WRITTEN PROBLEM -> Report every line from the material that contains the word "title".

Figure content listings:
---*---
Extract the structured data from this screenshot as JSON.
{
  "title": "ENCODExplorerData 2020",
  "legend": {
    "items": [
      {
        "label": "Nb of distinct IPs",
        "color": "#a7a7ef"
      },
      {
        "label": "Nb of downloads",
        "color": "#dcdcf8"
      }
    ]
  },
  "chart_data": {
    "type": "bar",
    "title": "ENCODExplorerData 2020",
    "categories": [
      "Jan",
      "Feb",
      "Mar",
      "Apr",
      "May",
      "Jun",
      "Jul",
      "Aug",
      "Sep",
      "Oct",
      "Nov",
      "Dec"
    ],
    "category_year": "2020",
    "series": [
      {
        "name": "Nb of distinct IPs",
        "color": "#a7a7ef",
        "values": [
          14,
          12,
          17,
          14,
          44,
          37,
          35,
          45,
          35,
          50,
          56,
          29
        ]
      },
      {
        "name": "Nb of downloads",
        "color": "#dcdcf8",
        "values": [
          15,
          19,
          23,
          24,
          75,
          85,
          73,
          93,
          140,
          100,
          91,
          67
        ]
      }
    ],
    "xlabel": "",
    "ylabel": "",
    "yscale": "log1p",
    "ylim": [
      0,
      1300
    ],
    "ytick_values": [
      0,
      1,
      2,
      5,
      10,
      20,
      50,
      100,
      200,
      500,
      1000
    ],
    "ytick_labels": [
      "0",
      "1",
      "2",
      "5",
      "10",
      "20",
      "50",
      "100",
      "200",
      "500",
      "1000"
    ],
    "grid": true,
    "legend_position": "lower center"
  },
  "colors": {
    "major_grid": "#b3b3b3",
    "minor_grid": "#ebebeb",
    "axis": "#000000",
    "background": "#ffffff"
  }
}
---*---
RESULT ->
  "title": "ENCODExplorerData 2020",
    "title": "ENCODExplorerData 2020",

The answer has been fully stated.